SET EXERCISE: Edit the data below by replacing "remote reading station" with "remote monitoring station" and leave everything else unchanged.

MATERIAL SUPPLIED:

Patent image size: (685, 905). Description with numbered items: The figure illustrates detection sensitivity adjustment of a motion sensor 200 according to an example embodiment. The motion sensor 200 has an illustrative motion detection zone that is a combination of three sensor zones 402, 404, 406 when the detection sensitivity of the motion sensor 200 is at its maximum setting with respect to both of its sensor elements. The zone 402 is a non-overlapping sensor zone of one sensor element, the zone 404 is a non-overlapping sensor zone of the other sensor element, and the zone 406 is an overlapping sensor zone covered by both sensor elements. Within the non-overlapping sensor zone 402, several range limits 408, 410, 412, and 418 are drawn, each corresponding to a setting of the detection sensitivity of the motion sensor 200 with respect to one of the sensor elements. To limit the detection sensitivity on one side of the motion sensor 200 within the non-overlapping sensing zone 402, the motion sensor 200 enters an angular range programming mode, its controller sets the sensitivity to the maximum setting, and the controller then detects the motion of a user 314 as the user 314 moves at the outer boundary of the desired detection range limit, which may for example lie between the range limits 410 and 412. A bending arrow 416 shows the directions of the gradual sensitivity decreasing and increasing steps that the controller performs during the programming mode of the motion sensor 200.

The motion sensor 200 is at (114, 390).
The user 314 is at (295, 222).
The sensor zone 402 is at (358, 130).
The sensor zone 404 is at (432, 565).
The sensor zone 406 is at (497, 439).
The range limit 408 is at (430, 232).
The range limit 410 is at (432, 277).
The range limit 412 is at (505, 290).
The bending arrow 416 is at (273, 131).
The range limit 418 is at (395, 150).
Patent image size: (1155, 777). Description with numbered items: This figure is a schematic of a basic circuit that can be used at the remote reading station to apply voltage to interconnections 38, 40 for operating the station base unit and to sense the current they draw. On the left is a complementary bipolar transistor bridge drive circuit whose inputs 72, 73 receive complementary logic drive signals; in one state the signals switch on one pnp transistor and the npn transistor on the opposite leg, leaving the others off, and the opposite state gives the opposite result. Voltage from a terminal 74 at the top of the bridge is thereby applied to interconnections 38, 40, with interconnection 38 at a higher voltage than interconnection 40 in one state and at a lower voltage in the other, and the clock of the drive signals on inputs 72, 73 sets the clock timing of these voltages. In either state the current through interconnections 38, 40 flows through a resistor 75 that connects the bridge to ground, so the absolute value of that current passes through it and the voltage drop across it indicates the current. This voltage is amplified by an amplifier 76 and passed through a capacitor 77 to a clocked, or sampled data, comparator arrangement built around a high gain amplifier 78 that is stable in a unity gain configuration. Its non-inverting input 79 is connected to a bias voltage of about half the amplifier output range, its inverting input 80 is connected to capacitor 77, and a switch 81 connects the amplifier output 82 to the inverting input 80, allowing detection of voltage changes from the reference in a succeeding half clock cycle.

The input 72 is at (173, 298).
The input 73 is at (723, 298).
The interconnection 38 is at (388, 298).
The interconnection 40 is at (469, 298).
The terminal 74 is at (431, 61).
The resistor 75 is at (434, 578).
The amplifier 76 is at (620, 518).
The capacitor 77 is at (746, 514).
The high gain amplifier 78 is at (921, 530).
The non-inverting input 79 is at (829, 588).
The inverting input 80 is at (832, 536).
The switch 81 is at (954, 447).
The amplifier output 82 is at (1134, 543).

SOLUTION FOR THIS EXERCISE:
Patent image size: (685, 905). Description with numbered items: The figure illustrates detection sensitivity adjustment of a motion sensor 200 according to an example embodiment. The motion sensor 200 has an illustrative motion detection zone that is a combination of three sensor zones 402, 404, 406 when the detection sensitivity of the motion sensor 200 is at its maximum setting with respect to both of its sensor elements. The zone 402 is a non-overlapping sensor zone of one sensor element, the zone 404 is a non-overlapping sensor zone of the other sensor element, and the zone 406 is an overlapping sensor zone covered by both sensor elements. Within the non-overlapping sensor zone 402, several range limits 408, 410, 412, and 418 are drawn, each corresponding to a setting of the detection sensitivity of the motion sensor 200 with respect to one of the sensor elements. To limit the detection sensitivity on one side of the motion sensor 200 within the non-overlapping sensing zone 402, the motion sensor 200 enters an angular range programming mode, its controller sets the sensitivity to the maximum setting, and the controller then detects the motion of a user 314 as the user 314 moves at the outer boundary of the desired detection range limit, which may for example lie between the range limits 410 and 412. A bending arrow 416 shows the directions of the gradual sensitivity decreasing and increasing steps that the controller performs during the programming mode of the motion sensor 200.

The motion sensor 200 is at (114, 390).
The user 314 is at (295, 222).
The sensor zone 402 is at (358, 130).
The sensor zone 404 is at (432, 565).
The sensor zone 406 is at (497, 439).
The range limit 408 is at (430, 232).
The range limit 410 is at (432, 277).
The range limit 412 is at (505, 290).
The bending arrow 416 is at (273, 131).
The range limit 418 is at (395, 150).
Patent image size: (1155, 777). Description with numbered items: This figure is a schematic of a basic circuit that can be used at the remote monitoring station to apply voltage to interconnections 38, 40 for operating the station base unit and to sense the current they draw. On the left is a complementary bipolar transistor bridge drive circuit whose inputs 72, 73 receive complementary logic drive signals; in one state the signals switch on one pnp transistor and the npn transistor on the opposite leg, leaving the others off, and the opposite state gives the opposite result. Voltage from a terminal 74 at the top of the bridge is thereby applied to interconnections 38, 40, with interconnection 38 at a higher voltage than interconnection 40 in one state and at a lower voltage in the other, and the clock of the drive signals on inputs 72, 73 sets the clock timing of these voltages. In either state the current through interconnections 38, 40 flows through a resistor 75 that connects the bridge to ground, so the absolute value of that current passes through it and the voltage drop across it indicates the current. This voltage is amplified by an amplifier 76 and passed through a capacitor 77 to a clocked, or sampled data, comparator arrangement built around a high gain amplifier 78 that is stable in a unity gain configuration. Its non-inverting input 79 is connected to a bias voltage of about half the amplifier output range, its inverting input 80 is connected to capacitor 77, and a switch 81 connects the amplifier output 82 to the inverting input 80, allowing detection of voltage changes from the reference in a succeeding half clock cycle.

The input 72 is at (173, 298).
The input 73 is at (723, 298).
The interconnection 38 is at (388, 298).
The interconnection 40 is at (469, 298).
The terminal 74 is at (431, 61).
The resistor 75 is at (434, 578).
The amplifier 76 is at (620, 518).
The capacitor 77 is at (746, 514).
The high gain amplifier 78 is at (921, 530).
The non-inverting input 79 is at (829, 588).
The inverting input 80 is at (832, 536).
The switch 81 is at (954, 447).
The amplifier output 82 is at (1134, 543).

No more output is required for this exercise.